### Problem to work on
Extract every entry word for word. Skip the pictures.

Records from a collection of figures:
·····

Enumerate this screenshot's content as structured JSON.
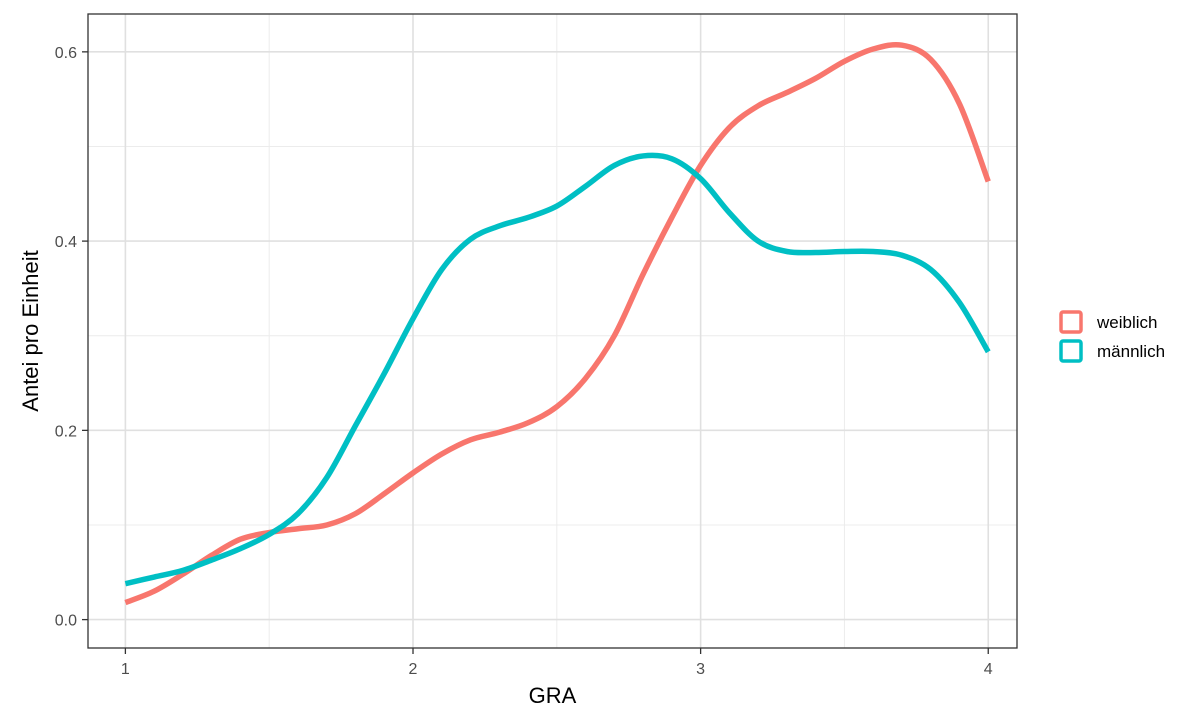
{
  "chart_data": {
    "type": "line",
    "title": "",
    "xlabel": "GRA",
    "ylabel": "Antei pro Einheit",
    "xlim": [
      0.87,
      4.1
    ],
    "ylim": [
      -0.03,
      0.64
    ],
    "x_ticks": [
      1,
      2,
      3,
      4
    ],
    "x_tick_labels": [
      "1",
      "2",
      "3",
      "4"
    ],
    "y_ticks": [
      0.0,
      0.2,
      0.4,
      0.6
    ],
    "y_tick_labels": [
      "0.0",
      "0.2",
      "0.4",
      "0.6"
    ],
    "grid": true,
    "legend_position": "right",
    "series": [
      {
        "name": "weiblich",
        "color": "#F8766D",
        "points": [
          [
            1.0,
            0.018
          ],
          [
            1.1,
            0.03
          ],
          [
            1.2,
            0.048
          ],
          [
            1.3,
            0.068
          ],
          [
            1.4,
            0.085
          ],
          [
            1.5,
            0.092
          ],
          [
            1.6,
            0.096
          ],
          [
            1.7,
            0.1
          ],
          [
            1.8,
            0.112
          ],
          [
            1.9,
            0.133
          ],
          [
            2.0,
            0.155
          ],
          [
            2.1,
            0.175
          ],
          [
            2.2,
            0.19
          ],
          [
            2.3,
            0.198
          ],
          [
            2.4,
            0.208
          ],
          [
            2.5,
            0.225
          ],
          [
            2.6,
            0.255
          ],
          [
            2.7,
            0.3
          ],
          [
            2.8,
            0.365
          ],
          [
            2.9,
            0.425
          ],
          [
            3.0,
            0.48
          ],
          [
            3.1,
            0.52
          ],
          [
            3.2,
            0.543
          ],
          [
            3.3,
            0.557
          ],
          [
            3.4,
            0.572
          ],
          [
            3.5,
            0.59
          ],
          [
            3.6,
            0.603
          ],
          [
            3.7,
            0.607
          ],
          [
            3.8,
            0.592
          ],
          [
            3.9,
            0.545
          ],
          [
            4.0,
            0.463
          ]
        ]
      },
      {
        "name": "männlich",
        "color": "#00BFC4",
        "points": [
          [
            1.0,
            0.038
          ],
          [
            1.1,
            0.045
          ],
          [
            1.2,
            0.052
          ],
          [
            1.3,
            0.063
          ],
          [
            1.4,
            0.075
          ],
          [
            1.5,
            0.09
          ],
          [
            1.6,
            0.112
          ],
          [
            1.7,
            0.15
          ],
          [
            1.8,
            0.205
          ],
          [
            1.9,
            0.26
          ],
          [
            2.0,
            0.318
          ],
          [
            2.1,
            0.37
          ],
          [
            2.2,
            0.402
          ],
          [
            2.3,
            0.416
          ],
          [
            2.4,
            0.425
          ],
          [
            2.5,
            0.437
          ],
          [
            2.6,
            0.458
          ],
          [
            2.7,
            0.48
          ],
          [
            2.8,
            0.49
          ],
          [
            2.9,
            0.487
          ],
          [
            3.0,
            0.466
          ],
          [
            3.1,
            0.43
          ],
          [
            3.2,
            0.4
          ],
          [
            3.3,
            0.389
          ],
          [
            3.4,
            0.388
          ],
          [
            3.5,
            0.389
          ],
          [
            3.6,
            0.389
          ],
          [
            3.7,
            0.385
          ],
          [
            3.8,
            0.37
          ],
          [
            3.9,
            0.335
          ],
          [
            4.0,
            0.283
          ]
        ]
      }
    ]
  }
}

·····

### Final result
Enumerate this screenshot's content as structured JSON.
{
  "chart_data": {
    "type": "line",
    "title": "",
    "xlabel": "GRA",
    "ylabel": "Antei pro Einheit",
    "xlim": [
      0.87,
      4.1
    ],
    "ylim": [
      -0.03,
      0.64
    ],
    "x_ticks": [
      1,
      2,
      3,
      4
    ],
    "x_tick_labels": [
      "1",
      "2",
      "3",
      "4"
    ],
    "y_ticks": [
      0.0,
      0.2,
      0.4,
      0.6
    ],
    "y_tick_labels": [
      "0.0",
      "0.2",
      "0.4",
      "0.6"
    ],
    "grid": true,
    "legend_position": "right",
    "series": [
      {
        "name": "weiblich",
        "color": "#F8766D",
        "points": [
          [
            1.0,
            0.018
          ],
          [
            1.1,
            0.03
          ],
          [
            1.2,
            0.048
          ],
          [
            1.3,
            0.068
          ],
          [
            1.4,
            0.085
          ],
          [
            1.5,
            0.092
          ],
          [
            1.6,
            0.096
          ],
          [
            1.7,
            0.1
          ],
          [
            1.8,
            0.112
          ],
          [
            1.9,
            0.133
          ],
          [
            2.0,
            0.155
          ],
          [
            2.1,
            0.175
          ],
          [
            2.2,
            0.19
          ],
          [
            2.3,
            0.198
          ],
          [
            2.4,
            0.208
          ],
          [
            2.5,
            0.225
          ],
          [
            2.6,
            0.255
          ],
          [
            2.7,
            0.3
          ],
          [
            2.8,
            0.365
          ],
          [
            2.9,
            0.425
          ],
          [
            3.0,
            0.48
          ],
          [
            3.1,
            0.52
          ],
          [
            3.2,
            0.543
          ],
          [
            3.3,
            0.557
          ],
          [
            3.4,
            0.572
          ],
          [
            3.5,
            0.59
          ],
          [
            3.6,
            0.603
          ],
          [
            3.7,
            0.607
          ],
          [
            3.8,
            0.592
          ],
          [
            3.9,
            0.545
          ],
          [
            4.0,
            0.463
          ]
        ]
      },
      {
        "name": "männlich",
        "color": "#00BFC4",
        "points": [
          [
            1.0,
            0.038
          ],
          [
            1.1,
            0.045
          ],
          [
            1.2,
            0.052
          ],
          [
            1.3,
            0.063
          ],
          [
            1.4,
            0.075
          ],
          [
            1.5,
            0.09
          ],
          [
            1.6,
            0.112
          ],
          [
            1.7,
            0.15
          ],
          [
            1.8,
            0.205
          ],
          [
            1.9,
            0.26
          ],
          [
            2.0,
            0.318
          ],
          [
            2.1,
            0.37
          ],
          [
            2.2,
            0.402
          ],
          [
            2.3,
            0.416
          ],
          [
            2.4,
            0.425
          ],
          [
            2.5,
            0.437
          ],
          [
            2.6,
            0.458
          ],
          [
            2.7,
            0.48
          ],
          [
            2.8,
            0.49
          ],
          [
            2.9,
            0.487
          ],
          [
            3.0,
            0.466
          ],
          [
            3.1,
            0.43
          ],
          [
            3.2,
            0.4
          ],
          [
            3.3,
            0.389
          ],
          [
            3.4,
            0.388
          ],
          [
            3.5,
            0.389
          ],
          [
            3.6,
            0.389
          ],
          [
            3.7,
            0.385
          ],
          [
            3.8,
            0.37
          ],
          [
            3.9,
            0.335
          ],
          [
            4.0,
            0.283
          ]
        ]
      }
    ]
  }
}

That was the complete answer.